§ REQUEST
Lift out each line of the data that holds "Hämeenlinnan".

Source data
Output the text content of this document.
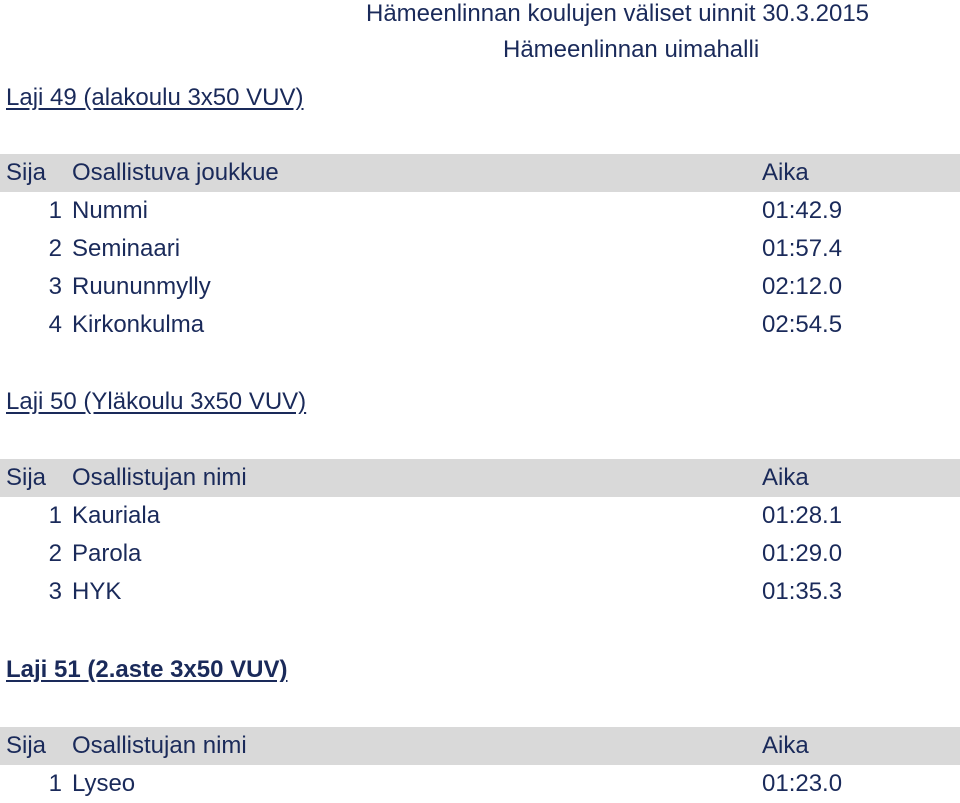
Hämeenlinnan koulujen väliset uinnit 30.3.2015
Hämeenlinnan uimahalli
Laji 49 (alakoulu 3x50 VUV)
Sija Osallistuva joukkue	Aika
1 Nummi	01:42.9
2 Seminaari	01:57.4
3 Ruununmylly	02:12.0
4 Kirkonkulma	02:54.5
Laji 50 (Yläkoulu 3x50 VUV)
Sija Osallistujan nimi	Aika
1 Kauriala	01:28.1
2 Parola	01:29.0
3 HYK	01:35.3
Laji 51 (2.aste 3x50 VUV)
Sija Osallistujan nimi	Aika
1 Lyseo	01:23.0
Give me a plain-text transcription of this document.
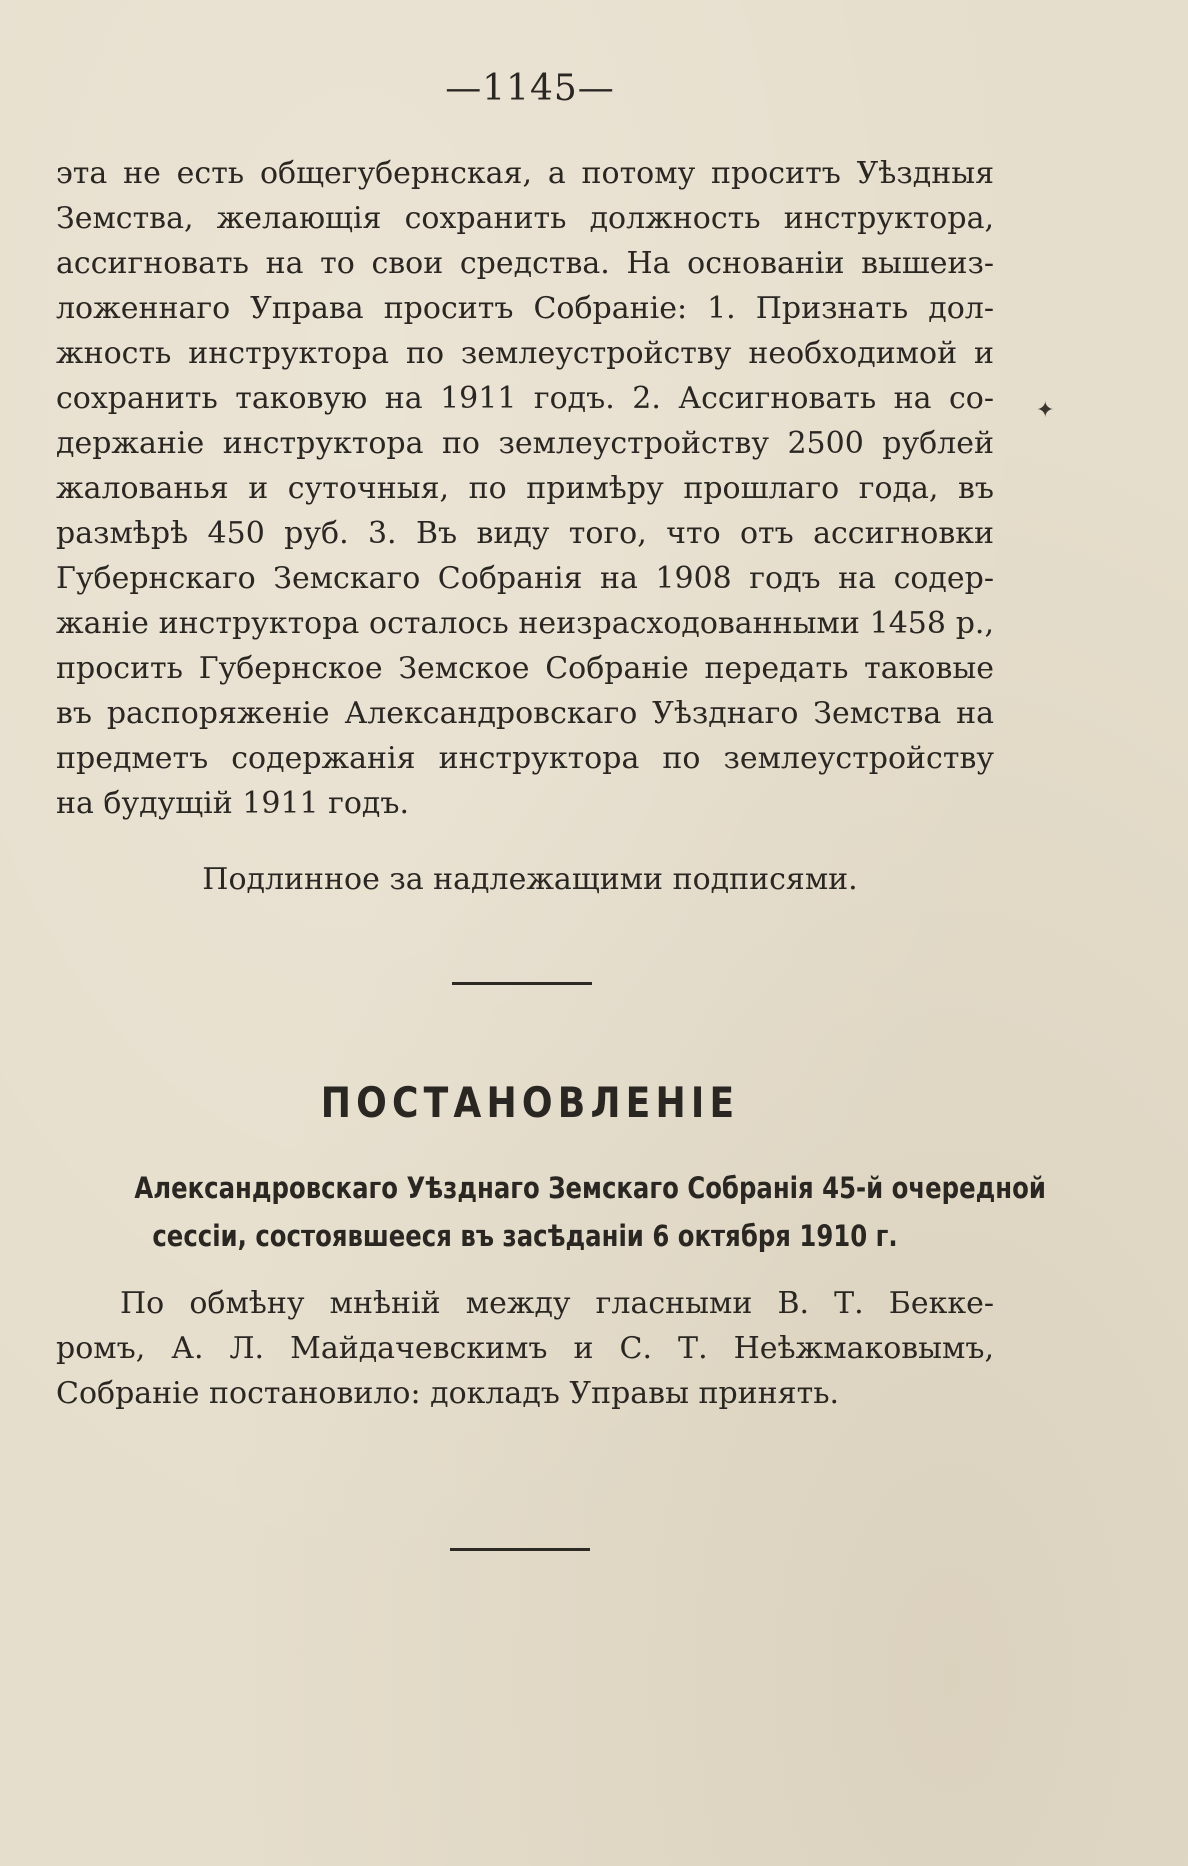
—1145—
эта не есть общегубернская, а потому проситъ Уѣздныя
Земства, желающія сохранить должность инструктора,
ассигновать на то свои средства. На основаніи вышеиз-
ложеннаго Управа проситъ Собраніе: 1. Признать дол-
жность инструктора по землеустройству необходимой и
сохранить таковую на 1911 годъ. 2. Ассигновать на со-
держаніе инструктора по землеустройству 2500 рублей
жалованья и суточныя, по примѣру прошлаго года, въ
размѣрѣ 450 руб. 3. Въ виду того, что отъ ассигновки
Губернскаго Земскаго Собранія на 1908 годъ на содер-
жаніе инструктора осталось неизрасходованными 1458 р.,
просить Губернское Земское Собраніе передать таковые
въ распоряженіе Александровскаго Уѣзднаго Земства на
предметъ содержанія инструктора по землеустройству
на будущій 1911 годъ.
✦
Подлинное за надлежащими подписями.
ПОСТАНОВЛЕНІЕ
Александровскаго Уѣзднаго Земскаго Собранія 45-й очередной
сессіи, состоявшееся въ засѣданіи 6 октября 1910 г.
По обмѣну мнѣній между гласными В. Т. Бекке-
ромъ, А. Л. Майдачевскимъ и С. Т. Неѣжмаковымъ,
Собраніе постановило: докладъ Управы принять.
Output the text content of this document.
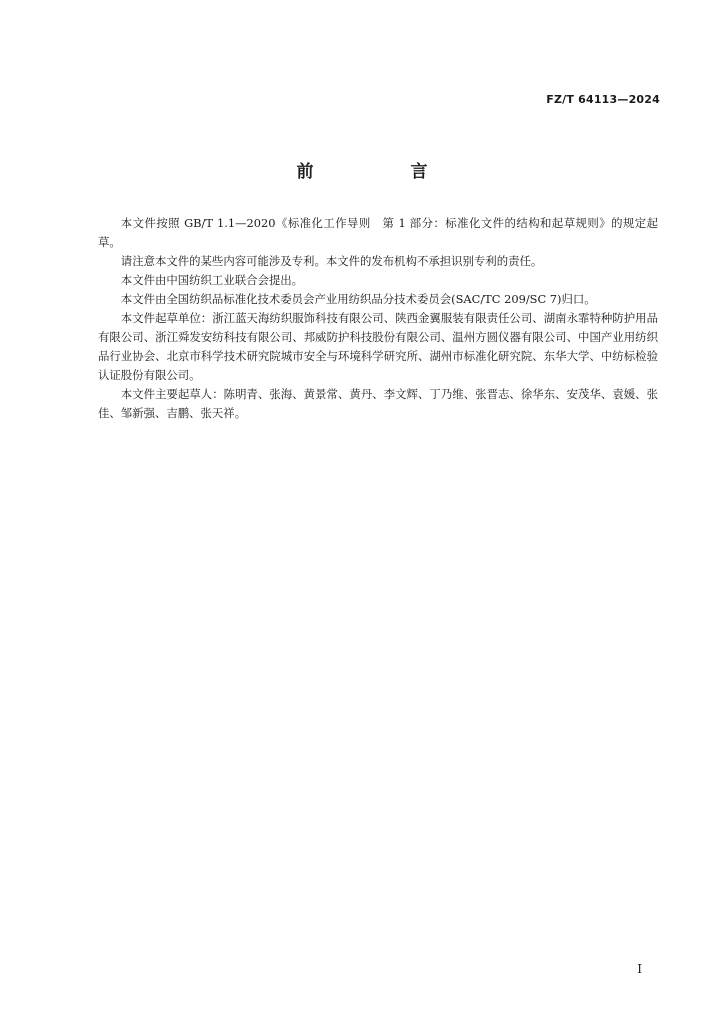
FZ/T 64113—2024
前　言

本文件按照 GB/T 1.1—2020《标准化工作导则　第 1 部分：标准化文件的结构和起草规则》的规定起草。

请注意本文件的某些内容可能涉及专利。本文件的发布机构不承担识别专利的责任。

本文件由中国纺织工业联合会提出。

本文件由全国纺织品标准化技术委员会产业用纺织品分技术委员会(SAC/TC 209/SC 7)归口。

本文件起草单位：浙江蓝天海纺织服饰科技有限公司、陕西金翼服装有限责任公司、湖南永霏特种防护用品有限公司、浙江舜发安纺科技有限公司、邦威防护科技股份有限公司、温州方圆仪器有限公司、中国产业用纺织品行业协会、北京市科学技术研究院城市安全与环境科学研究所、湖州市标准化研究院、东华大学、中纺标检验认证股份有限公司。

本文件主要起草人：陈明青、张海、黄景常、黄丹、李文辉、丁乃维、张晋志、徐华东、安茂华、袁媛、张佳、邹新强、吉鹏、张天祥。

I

§ TASK ANSWER
Hämeenlinnan koulujen väliset uinnit 30.3.2015
Hämeenlinnan uimahalli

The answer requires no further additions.